ЧТО СДЕЛАТЬ
Верни все строки записей, в которых встречается слово «cell».

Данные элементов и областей
▬▬▬▬▬▬

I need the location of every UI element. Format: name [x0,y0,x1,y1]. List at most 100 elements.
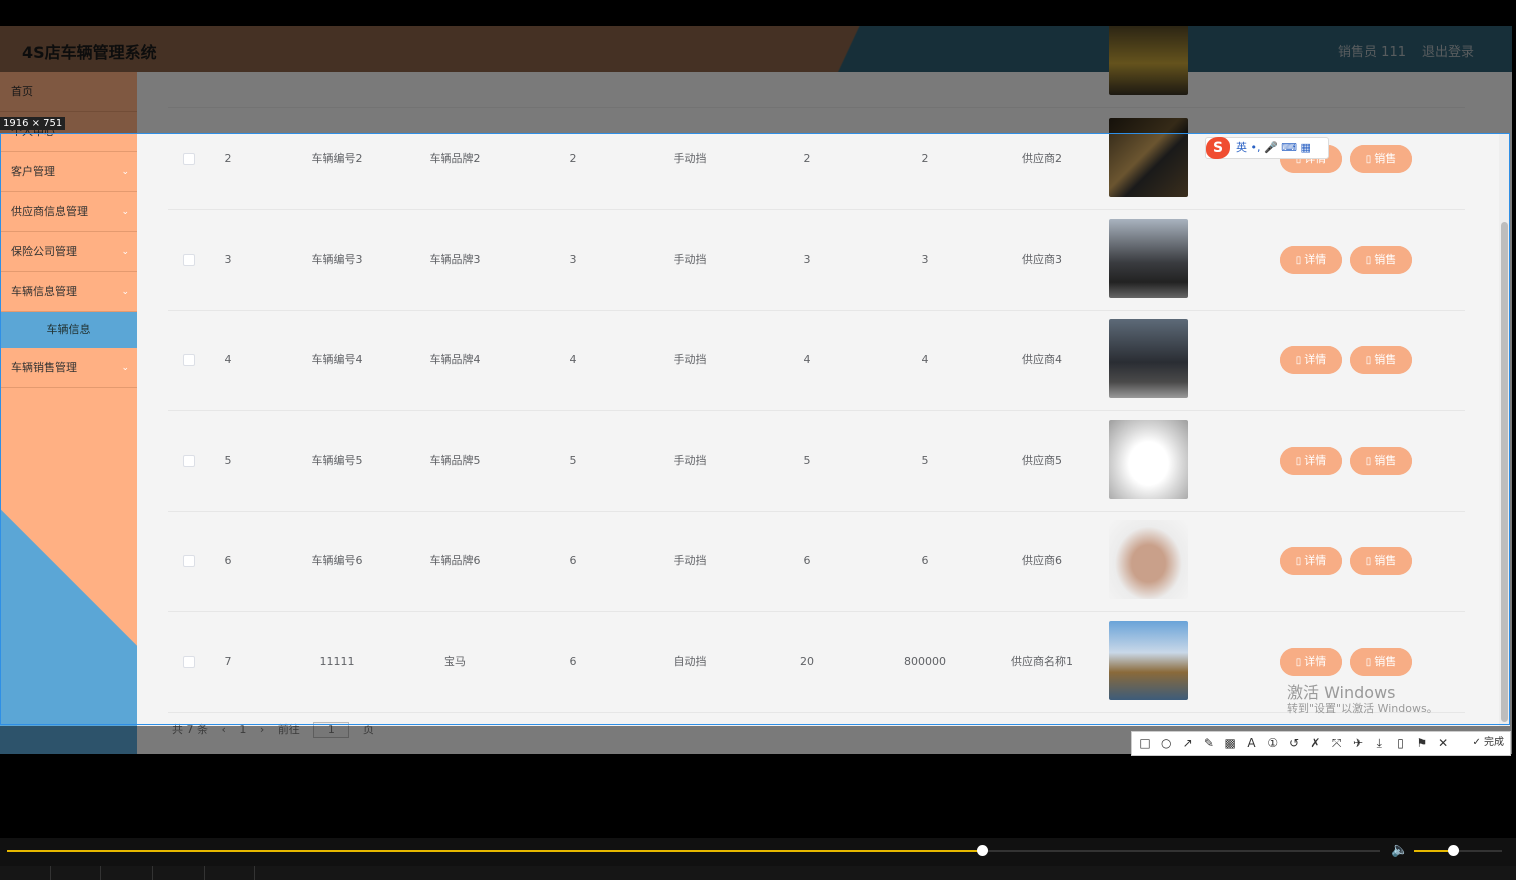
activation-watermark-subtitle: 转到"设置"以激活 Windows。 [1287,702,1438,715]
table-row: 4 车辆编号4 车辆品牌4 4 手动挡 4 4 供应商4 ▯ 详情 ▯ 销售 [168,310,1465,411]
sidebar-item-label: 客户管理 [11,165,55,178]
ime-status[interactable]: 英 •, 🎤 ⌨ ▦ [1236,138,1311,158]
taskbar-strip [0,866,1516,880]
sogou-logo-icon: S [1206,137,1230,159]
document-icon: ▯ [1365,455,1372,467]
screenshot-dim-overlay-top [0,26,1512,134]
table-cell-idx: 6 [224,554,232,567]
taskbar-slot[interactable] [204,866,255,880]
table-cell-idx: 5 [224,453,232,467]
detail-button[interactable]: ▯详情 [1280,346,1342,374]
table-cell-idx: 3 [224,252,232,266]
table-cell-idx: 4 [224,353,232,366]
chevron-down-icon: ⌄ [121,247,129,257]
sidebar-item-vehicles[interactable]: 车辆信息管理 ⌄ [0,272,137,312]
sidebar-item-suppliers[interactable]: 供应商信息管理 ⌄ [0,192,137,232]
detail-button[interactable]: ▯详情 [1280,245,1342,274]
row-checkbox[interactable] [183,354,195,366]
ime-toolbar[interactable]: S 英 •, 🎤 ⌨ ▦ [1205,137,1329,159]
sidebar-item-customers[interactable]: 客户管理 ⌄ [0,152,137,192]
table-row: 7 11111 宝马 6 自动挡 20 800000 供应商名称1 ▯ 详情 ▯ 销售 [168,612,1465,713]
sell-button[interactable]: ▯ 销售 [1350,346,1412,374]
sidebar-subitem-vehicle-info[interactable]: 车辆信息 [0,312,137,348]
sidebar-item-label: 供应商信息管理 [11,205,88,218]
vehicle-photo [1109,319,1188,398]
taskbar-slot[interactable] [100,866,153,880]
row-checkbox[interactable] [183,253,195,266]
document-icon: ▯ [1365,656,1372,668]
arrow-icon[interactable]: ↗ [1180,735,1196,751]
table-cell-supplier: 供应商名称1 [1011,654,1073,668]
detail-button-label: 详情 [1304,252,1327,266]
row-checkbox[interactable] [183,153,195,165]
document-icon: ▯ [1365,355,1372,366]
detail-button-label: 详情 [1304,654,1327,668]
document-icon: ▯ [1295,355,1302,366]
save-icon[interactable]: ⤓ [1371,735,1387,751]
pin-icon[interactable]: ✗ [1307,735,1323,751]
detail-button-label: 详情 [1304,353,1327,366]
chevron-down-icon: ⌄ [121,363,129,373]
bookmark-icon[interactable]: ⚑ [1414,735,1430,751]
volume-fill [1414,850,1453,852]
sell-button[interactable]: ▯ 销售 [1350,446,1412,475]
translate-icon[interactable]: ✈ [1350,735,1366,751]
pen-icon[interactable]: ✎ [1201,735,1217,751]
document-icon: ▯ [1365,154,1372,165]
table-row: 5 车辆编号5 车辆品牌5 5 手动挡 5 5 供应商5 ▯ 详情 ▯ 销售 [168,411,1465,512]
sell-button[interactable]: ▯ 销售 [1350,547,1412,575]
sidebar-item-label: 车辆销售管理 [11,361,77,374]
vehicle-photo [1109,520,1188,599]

▬▬▬▬▬▬

ОТВЕТ
table-cell-idx: 6 [224,554,232,567]
table-cell-idx: 5 [224,453,232,467]
table-cell-idx: 3 [224,252,232,266]
table-cell-idx: 4 [224,353,232,366]
table-cell-supplier: 供应商名称1 [1011,654,1073,668]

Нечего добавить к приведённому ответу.